Task to complete: Reproduce the data below in full and exclude every picture.

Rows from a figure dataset
....................
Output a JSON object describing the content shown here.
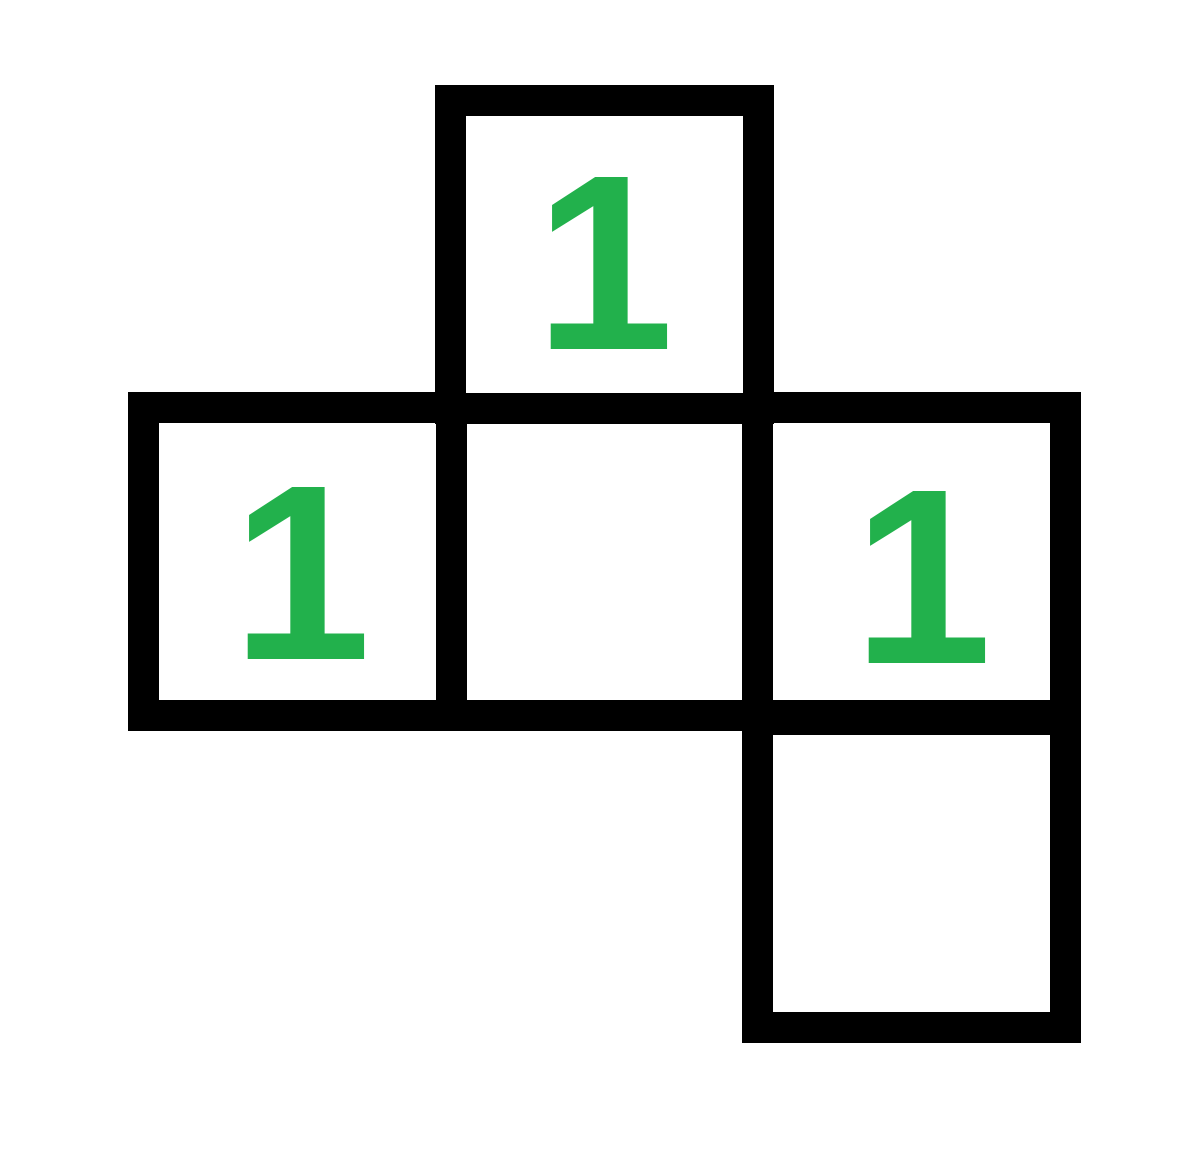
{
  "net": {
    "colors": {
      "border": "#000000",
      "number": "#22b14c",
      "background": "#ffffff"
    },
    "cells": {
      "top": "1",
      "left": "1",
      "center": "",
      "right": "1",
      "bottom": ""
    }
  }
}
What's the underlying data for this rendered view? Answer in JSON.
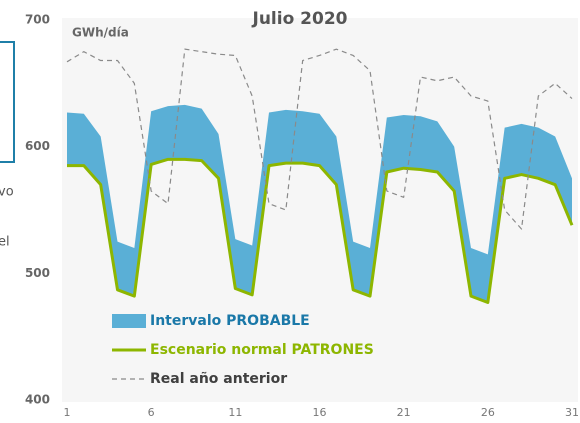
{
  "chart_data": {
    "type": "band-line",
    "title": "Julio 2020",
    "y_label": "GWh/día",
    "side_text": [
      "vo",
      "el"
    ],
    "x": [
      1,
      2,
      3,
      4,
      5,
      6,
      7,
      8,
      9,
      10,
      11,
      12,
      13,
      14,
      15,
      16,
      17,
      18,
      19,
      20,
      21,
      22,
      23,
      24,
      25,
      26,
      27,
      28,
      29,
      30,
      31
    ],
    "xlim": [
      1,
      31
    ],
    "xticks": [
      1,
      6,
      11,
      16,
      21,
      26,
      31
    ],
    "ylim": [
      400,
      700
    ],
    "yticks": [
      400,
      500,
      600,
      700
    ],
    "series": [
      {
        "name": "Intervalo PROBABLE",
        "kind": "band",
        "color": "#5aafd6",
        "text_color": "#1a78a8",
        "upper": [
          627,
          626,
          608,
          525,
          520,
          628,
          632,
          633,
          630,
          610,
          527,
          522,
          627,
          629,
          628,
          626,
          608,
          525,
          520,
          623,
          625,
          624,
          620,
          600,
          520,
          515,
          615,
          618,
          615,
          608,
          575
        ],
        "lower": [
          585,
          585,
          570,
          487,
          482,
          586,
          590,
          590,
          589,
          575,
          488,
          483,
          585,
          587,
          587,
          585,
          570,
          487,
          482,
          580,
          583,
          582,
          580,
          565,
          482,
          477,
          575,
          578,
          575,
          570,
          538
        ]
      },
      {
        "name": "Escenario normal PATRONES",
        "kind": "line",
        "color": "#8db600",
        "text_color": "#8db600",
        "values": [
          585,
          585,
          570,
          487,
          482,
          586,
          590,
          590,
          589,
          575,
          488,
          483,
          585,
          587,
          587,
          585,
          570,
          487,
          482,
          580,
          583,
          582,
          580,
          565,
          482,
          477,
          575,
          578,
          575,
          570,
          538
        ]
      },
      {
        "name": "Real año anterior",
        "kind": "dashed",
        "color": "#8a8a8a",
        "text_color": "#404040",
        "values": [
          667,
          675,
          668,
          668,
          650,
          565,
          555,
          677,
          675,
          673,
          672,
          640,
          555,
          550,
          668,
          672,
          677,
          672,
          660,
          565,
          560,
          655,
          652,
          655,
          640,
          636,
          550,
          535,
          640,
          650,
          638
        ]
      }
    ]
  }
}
....................
Finished exercise:
Output a JSON object describing the content shown here.
{
  "net": {
    "colors": {
      "border": "#000000",
      "number": "#22b14c",
      "background": "#ffffff"
    },
    "cells": {
      "top": "1",
      "left": "1",
      "center": "",
      "right": "1",
      "bottom": ""
    }
  }
}
What's the underlying data for this rendered view? Answer in JSON.
{
  "chart_data": {
    "type": "band-line",
    "title": "Julio 2020",
    "y_label": "GWh/día",
    "side_text": [
      "vo",
      "el"
    ],
    "x": [
      1,
      2,
      3,
      4,
      5,
      6,
      7,
      8,
      9,
      10,
      11,
      12,
      13,
      14,
      15,
      16,
      17,
      18,
      19,
      20,
      21,
      22,
      23,
      24,
      25,
      26,
      27,
      28,
      29,
      30,
      31
    ],
    "xlim": [
      1,
      31
    ],
    "xticks": [
      1,
      6,
      11,
      16,
      21,
      26,
      31
    ],
    "ylim": [
      400,
      700
    ],
    "yticks": [
      400,
      500,
      600,
      700
    ],
    "series": [
      {
        "name": "Intervalo PROBABLE",
        "kind": "band",
        "color": "#5aafd6",
        "text_color": "#1a78a8",
        "upper": [
          627,
          626,
          608,
          525,
          520,
          628,
          632,
          633,
          630,
          610,
          527,
          522,
          627,
          629,
          628,
          626,
          608,
          525,
          520,
          623,
          625,
          624,
          620,
          600,
          520,
          515,
          615,
          618,
          615,
          608,
          575
        ],
        "lower": [
          585,
          585,
          570,
          487,
          482,
          586,
          590,
          590,
          589,
          575,
          488,
          483,
          585,
          587,
          587,
          585,
          570,
          487,
          482,
          580,
          583,
          582,
          580,
          565,
          482,
          477,
          575,
          578,
          575,
          570,
          538
        ]
      },
      {
        "name": "Escenario normal PATRONES",
        "kind": "line",
        "color": "#8db600",
        "text_color": "#8db600",
        "values": [
          585,
          585,
          570,
          487,
          482,
          586,
          590,
          590,
          589,
          575,
          488,
          483,
          585,
          587,
          587,
          585,
          570,
          487,
          482,
          580,
          583,
          582,
          580,
          565,
          482,
          477,
          575,
          578,
          575,
          570,
          538
        ]
      },
      {
        "name": "Real año anterior",
        "kind": "dashed",
        "color": "#8a8a8a",
        "text_color": "#404040",
        "values": [
          667,
          675,
          668,
          668,
          650,
          565,
          555,
          677,
          675,
          673,
          672,
          640,
          555,
          550,
          668,
          672,
          677,
          672,
          660,
          565,
          560,
          655,
          652,
          655,
          640,
          636,
          550,
          535,
          640,
          650,
          638
        ]
      }
    ]
  }
}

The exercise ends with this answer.